[Stated goal 1]: Translate this sentence from the emergent complexity post into Spanish: "Meanwhile, a coworker, Arthur Samuel, was doing something else."
[Stated goal 2]: Retype everything in the emergent complexity post from "CARLA WOHL: I" down to "doing something else.".
[Stated goal 3]: In the emergent complexity post, what was John Holland busy simulating at IBM in the early '50s?

# START OF Text block

Emergent Complexity

This is from an episode I happened to catch when flipping channels tonight. I usually linger on PBS for a few seconds, and caught this exchange about something called “emergent complexity”. Immediately I thought of why software often behaves “irrationally”…

From Nova ScienceNow, https://www.pbs.org/wgbh/nova/transcripts/3410_sciencen.html#h03

JOHN HOLLAND: Anything I know that exhibits emergence, involves, a lot of, we might call them agents, a lot of individuals or parts. We could call them parts.

CARLA WOHL: John Holland’s first experience with emergence came from some fairly unsophisticated electronic parts that came together to create something almost intelligent. And he saw it a half century ago with a game of checkers. You used to look at this as child’s play, right?

JOHN HOLLAND: Yes, I did.

CARLA WOHL: I believe it’s your move, too, by the way.

JOHN HOLLAND: Oh, all right.

CARLA WOHL: What changed your mind?

JOHN HOLLAND: What changed my mind was my encounter at IBM – this was in the early ’50s I was busy at that time simulating neural networks.

CARLA WOHL: Meanwhile, a coworker, Arthur Samuel, was doing something else.

# END OF Text block
# START OF Data entries

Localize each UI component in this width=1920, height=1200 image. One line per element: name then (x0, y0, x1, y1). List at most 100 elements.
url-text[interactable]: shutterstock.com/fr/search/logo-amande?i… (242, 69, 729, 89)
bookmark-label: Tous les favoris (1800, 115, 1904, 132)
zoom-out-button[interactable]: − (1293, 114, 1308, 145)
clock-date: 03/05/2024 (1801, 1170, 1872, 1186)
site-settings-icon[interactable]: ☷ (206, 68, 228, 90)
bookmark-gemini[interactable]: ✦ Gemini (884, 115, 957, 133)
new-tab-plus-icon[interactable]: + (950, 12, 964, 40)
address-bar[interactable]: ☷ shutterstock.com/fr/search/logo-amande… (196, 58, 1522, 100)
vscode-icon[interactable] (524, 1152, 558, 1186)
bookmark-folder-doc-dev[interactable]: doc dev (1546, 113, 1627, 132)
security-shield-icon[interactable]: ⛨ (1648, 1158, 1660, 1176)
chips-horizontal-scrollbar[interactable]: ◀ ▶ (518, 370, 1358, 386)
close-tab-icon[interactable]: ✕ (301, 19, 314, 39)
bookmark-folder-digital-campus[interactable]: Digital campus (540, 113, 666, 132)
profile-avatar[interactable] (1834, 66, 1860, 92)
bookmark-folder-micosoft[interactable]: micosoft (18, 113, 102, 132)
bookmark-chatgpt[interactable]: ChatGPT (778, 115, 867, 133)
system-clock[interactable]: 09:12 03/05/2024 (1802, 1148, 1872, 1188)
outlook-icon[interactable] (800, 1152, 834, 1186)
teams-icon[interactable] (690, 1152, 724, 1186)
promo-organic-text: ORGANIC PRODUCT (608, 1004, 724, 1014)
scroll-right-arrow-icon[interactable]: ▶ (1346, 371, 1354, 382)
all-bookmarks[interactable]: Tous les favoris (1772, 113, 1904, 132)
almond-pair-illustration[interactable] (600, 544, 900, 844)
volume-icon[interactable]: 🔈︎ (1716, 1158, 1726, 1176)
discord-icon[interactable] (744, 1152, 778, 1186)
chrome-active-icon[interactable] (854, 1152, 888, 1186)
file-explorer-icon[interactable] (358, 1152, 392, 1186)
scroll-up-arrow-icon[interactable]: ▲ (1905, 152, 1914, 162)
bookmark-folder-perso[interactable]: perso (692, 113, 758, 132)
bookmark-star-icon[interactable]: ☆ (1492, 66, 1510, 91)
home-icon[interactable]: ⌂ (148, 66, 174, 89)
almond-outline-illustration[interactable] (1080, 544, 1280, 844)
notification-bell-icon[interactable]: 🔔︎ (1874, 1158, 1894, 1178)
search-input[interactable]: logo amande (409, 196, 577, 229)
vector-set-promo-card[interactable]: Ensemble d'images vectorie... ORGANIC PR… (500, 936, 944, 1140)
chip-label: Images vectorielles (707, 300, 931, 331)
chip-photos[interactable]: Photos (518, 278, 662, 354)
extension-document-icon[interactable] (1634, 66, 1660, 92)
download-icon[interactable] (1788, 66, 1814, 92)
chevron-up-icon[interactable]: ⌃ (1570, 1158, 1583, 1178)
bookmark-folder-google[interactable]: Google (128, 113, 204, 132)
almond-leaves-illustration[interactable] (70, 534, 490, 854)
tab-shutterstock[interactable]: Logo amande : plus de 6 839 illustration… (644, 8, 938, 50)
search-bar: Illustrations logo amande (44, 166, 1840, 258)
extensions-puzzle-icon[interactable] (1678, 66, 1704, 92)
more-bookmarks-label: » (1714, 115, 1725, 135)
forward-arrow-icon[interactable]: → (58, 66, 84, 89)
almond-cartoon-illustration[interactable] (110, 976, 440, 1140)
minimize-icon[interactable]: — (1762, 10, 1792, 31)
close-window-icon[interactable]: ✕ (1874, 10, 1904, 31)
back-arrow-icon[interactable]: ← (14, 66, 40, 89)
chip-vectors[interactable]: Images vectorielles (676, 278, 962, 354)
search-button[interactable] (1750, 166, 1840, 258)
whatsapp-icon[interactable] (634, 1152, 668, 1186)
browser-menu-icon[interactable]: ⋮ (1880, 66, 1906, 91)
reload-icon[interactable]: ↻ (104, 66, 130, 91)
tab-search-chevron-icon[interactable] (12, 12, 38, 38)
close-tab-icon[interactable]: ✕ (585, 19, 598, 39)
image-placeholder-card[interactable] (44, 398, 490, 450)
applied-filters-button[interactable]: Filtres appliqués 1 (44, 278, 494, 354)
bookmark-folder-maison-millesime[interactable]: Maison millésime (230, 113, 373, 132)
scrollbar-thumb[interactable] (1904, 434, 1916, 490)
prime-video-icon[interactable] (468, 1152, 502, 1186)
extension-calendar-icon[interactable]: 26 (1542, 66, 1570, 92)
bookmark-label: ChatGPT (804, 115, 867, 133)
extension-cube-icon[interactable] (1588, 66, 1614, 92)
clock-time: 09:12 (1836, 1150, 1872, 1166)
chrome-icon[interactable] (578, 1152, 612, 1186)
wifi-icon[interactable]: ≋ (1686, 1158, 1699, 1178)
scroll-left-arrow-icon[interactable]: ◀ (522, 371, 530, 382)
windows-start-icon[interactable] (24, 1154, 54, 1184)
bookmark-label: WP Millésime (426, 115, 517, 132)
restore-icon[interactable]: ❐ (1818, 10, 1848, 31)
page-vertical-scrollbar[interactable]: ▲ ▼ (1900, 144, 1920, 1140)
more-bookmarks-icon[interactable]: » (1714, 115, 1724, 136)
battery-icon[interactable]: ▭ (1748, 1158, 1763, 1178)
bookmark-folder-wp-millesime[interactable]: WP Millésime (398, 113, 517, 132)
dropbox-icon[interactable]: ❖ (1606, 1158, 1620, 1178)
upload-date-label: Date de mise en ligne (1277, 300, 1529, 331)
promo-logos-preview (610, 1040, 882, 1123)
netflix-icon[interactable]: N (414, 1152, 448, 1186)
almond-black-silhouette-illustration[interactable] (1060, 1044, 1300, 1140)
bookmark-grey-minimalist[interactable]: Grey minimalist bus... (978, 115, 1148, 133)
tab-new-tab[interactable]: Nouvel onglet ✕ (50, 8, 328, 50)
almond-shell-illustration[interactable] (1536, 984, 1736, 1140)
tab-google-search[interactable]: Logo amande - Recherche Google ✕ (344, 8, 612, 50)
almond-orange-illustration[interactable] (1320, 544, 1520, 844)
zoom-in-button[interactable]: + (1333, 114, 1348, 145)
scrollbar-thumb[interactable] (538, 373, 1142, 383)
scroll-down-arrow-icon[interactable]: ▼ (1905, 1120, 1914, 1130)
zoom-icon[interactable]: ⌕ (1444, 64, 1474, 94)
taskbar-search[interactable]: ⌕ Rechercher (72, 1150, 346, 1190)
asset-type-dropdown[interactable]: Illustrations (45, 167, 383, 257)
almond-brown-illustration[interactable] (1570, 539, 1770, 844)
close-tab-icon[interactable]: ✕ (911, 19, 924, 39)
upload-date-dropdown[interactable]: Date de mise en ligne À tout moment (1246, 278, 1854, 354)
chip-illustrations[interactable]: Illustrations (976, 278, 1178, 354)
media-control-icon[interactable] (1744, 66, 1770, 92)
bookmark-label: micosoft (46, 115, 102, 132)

# END OF Data entries

[Right answer 1]: Mientras tanto, un compañero de trabajo, Arthur Samuel, estaba haciendo otra cosa.

[Right answer 2]:
CARLA WOHL: I believe it’s your move, too, by the way.

JOHN HOLLAND: Oh, all right.

CARLA WOHL: What changed your mind?

JOHN HOLLAND: What changed my mind was my encounter at IBM – this was in the early ’50s I was busy at that time simulating neural networks.

CARLA WOHL: Meanwhile, a coworker, Arthur Samuel, was doing something else.

[Right answer 3]: Neural networks.